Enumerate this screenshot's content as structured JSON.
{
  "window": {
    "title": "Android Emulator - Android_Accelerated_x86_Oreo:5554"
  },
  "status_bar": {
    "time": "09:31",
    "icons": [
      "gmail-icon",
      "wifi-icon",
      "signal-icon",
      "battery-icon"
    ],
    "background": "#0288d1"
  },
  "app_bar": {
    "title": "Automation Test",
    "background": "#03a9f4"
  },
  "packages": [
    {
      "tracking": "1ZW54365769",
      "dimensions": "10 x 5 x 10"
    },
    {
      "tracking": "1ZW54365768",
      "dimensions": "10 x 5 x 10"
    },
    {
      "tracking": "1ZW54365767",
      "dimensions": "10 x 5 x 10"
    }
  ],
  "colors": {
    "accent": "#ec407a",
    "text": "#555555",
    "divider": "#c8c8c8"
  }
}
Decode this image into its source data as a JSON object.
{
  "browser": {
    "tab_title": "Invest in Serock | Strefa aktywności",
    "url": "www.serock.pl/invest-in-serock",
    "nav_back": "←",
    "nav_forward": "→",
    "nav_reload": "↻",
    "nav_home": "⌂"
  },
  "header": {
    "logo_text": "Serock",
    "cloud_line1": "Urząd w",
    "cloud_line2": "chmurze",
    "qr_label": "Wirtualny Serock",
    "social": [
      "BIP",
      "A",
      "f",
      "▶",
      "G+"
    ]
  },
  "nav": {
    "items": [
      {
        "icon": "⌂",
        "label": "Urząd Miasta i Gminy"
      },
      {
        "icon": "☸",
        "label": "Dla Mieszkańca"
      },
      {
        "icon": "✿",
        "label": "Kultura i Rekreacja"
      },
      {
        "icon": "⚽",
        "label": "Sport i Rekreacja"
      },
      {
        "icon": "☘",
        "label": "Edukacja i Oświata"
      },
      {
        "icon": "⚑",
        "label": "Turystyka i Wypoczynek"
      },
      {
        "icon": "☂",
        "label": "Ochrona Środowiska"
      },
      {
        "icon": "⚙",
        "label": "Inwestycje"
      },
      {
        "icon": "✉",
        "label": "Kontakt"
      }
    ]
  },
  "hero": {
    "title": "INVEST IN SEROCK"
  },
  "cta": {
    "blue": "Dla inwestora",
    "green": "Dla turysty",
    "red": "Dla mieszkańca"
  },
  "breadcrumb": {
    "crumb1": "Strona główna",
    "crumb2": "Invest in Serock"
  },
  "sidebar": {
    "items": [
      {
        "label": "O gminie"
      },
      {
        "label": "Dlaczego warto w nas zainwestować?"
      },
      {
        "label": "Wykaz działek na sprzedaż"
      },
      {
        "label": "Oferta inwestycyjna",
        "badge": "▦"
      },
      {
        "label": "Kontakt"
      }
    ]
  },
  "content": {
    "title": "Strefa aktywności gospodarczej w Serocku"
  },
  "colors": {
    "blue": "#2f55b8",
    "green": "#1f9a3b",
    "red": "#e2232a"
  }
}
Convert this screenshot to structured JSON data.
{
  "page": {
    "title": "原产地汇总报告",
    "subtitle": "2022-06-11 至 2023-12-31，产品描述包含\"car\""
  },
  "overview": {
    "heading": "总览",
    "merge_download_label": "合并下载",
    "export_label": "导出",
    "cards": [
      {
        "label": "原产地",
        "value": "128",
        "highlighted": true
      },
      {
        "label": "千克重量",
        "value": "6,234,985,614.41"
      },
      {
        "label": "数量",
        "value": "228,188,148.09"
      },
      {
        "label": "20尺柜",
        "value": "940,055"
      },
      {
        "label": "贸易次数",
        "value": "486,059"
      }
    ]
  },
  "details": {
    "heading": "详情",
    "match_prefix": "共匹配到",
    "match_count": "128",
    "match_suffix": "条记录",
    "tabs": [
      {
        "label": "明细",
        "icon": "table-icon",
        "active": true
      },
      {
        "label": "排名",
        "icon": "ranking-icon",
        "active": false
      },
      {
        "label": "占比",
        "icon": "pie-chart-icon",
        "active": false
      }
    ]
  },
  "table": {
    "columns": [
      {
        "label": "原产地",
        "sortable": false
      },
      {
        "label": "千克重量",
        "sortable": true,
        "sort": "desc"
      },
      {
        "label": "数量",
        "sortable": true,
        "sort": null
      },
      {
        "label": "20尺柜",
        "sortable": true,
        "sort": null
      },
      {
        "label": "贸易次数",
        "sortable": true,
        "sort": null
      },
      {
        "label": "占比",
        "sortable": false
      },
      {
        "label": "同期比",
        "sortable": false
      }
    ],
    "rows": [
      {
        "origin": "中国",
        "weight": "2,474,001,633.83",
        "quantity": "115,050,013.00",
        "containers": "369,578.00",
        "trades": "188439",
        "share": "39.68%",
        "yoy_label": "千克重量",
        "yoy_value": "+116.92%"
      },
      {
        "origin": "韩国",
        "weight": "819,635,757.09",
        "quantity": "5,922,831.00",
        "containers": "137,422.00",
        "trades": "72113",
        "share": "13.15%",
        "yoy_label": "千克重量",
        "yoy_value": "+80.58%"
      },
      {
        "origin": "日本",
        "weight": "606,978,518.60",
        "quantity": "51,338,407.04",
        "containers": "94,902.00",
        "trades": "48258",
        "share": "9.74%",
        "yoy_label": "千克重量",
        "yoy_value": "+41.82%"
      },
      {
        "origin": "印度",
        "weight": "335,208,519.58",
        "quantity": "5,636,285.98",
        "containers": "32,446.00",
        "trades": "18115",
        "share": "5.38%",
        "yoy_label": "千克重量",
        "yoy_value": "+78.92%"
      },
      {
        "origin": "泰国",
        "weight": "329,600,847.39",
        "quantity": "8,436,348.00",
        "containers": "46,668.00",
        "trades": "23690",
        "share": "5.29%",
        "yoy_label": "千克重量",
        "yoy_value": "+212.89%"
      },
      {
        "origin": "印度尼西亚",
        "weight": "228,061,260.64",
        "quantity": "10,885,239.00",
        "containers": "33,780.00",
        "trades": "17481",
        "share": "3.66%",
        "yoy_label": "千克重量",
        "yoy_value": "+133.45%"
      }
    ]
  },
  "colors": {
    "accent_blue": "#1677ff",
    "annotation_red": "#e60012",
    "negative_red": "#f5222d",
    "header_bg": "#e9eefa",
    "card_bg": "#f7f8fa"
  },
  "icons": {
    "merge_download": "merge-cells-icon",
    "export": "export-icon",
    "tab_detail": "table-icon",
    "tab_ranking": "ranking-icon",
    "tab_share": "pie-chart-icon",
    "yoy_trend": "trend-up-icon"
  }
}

What you are asked to do -
Determine the number of lines containing "tracking". Write only that number.

The output -
3